Document section
- Opening Delimiter -
Sara Moretto (born 28 September 1980) is an Italian politician. She was a member of the Chamber of Deputies for Italia Viva, formerly of the Democratic Party.

==Biography==
Born on September 28, 1980, in Portogruaro (Venice), where she earned a diploma in accounting and business administration from the former “Gino Luzzatto” Technical Commercial Institute, she works in administration at the family business and graduated in 2004 with a degree in business administration from Ca' Foscari University of Venice.

Her political career began at the local level as a city councilor in Portogruaro, where she was elected twice in a row (in 2004 and 2010) as a candidate on a Centre-left politics civic slate.

In the 2013 general election, she ran for the Chamber of Deputies as the ninth candidate on the PD’s list in the Veneto 1 constituency, finishing as the last candidate to be elected as a deputy. During the 17th Legislature of the Republic, she served on the 8th Committee on the Environment, Territory, and Public Works, the 6th Finance Committee, and a Parliamentary inquiry committee.
- Closing Delimiter -
Source material
- Opening Delimiter -
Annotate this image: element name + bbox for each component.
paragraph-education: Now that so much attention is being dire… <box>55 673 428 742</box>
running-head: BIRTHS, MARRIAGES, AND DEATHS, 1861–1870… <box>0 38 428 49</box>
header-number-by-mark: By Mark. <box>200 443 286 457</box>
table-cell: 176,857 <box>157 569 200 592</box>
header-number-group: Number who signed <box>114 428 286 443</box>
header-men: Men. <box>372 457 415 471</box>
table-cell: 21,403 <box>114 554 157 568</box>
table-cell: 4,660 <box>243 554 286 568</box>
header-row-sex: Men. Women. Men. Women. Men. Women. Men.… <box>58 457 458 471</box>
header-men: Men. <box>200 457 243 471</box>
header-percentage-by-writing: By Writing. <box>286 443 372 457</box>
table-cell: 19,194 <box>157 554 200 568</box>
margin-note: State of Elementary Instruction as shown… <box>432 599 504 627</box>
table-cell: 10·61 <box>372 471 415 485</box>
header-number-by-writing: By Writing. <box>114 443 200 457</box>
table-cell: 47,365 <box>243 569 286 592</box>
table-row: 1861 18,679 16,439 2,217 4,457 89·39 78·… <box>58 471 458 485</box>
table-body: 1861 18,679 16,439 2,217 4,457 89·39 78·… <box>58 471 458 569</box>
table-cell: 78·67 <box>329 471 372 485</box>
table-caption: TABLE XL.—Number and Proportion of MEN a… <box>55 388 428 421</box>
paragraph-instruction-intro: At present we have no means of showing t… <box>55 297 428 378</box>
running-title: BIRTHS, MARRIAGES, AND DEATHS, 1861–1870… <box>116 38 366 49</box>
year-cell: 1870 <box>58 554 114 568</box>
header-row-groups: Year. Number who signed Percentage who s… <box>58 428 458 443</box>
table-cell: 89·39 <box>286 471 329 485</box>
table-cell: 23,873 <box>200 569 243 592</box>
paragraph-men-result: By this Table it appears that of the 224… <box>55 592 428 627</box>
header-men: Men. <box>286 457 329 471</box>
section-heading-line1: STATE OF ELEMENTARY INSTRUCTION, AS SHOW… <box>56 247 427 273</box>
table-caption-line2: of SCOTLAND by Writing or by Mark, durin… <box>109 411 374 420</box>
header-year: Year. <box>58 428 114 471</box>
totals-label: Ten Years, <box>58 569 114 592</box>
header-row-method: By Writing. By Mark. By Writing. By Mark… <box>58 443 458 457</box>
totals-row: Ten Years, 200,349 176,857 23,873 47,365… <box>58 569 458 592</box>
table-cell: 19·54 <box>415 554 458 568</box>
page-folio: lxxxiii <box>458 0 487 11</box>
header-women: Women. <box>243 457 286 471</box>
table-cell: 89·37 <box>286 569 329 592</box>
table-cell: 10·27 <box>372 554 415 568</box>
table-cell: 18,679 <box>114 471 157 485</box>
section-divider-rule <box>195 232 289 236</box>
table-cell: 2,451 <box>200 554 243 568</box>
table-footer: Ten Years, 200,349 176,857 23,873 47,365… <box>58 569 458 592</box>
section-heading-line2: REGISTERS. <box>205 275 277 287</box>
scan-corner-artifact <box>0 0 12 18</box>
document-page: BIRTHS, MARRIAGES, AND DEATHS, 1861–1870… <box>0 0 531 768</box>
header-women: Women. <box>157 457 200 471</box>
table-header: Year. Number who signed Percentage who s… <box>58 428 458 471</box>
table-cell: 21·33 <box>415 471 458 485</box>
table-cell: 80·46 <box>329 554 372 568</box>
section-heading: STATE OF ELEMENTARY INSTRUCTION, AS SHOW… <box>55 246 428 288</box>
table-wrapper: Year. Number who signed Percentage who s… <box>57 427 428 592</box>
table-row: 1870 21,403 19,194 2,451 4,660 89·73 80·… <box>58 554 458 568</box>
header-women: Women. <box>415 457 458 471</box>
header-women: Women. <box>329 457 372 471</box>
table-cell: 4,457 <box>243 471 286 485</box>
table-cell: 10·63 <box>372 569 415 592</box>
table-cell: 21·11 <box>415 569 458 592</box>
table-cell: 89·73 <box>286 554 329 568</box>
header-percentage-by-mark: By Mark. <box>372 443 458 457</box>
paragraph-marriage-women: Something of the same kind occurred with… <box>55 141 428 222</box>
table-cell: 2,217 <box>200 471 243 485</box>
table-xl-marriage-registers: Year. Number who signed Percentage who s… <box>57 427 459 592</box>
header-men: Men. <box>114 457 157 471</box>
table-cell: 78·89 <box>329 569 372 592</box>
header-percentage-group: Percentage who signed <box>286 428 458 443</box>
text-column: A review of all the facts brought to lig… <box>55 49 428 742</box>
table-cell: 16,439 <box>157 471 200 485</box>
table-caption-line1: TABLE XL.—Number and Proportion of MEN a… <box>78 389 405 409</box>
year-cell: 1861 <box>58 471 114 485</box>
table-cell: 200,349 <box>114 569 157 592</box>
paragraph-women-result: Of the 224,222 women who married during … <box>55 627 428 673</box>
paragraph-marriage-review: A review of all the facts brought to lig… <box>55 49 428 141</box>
- Closing Delimiter -
Tasks
1) Rewrite the paragraph of the Sara Moretto biography that begins "In the 2013 general election" more briefly, keeping its main facts.
2) Switch "city councilor" to "municipal councilor" in the Sara Moretto biography, giving the passage that starts at "Sara Moretto (born" and ends at "politics civic slate.".
These lines come from a different source than the Sara Moretto biography.

Answers to the exercises
1) In the 2013 general election, she ran for the Chamber of Deputies as ninth on the PD's list in the Veneto 1 constituency and was the last candidate elected. In the 17th Legislature, she sat on the 8th Committee on the Environment, Territory, and Public Works, the 6th Finance Committee, and a parliamentary inquiry committee.

2)
Sara Moretto (born 28 September 1980) is an Italian politician. She was a member of the Chamber of Deputies for Italia Viva, formerly of the Democratic Party.

==Biography==
Born on September 28, 1980, in Portogruaro (Venice), where she earned a diploma in accounting and business administration from the former “Gino Luzzatto” Technical Commercial Institute, she works in administration at the family business and graduated in 2004 with a degree in business administration from Ca' Foscari University of Venice.

Her political career began at the local level as a municipal councilor in Portogruaro, where she was elected twice in a row (in 2004 and 2010) as a candidate on a Centre-left politics civic slate.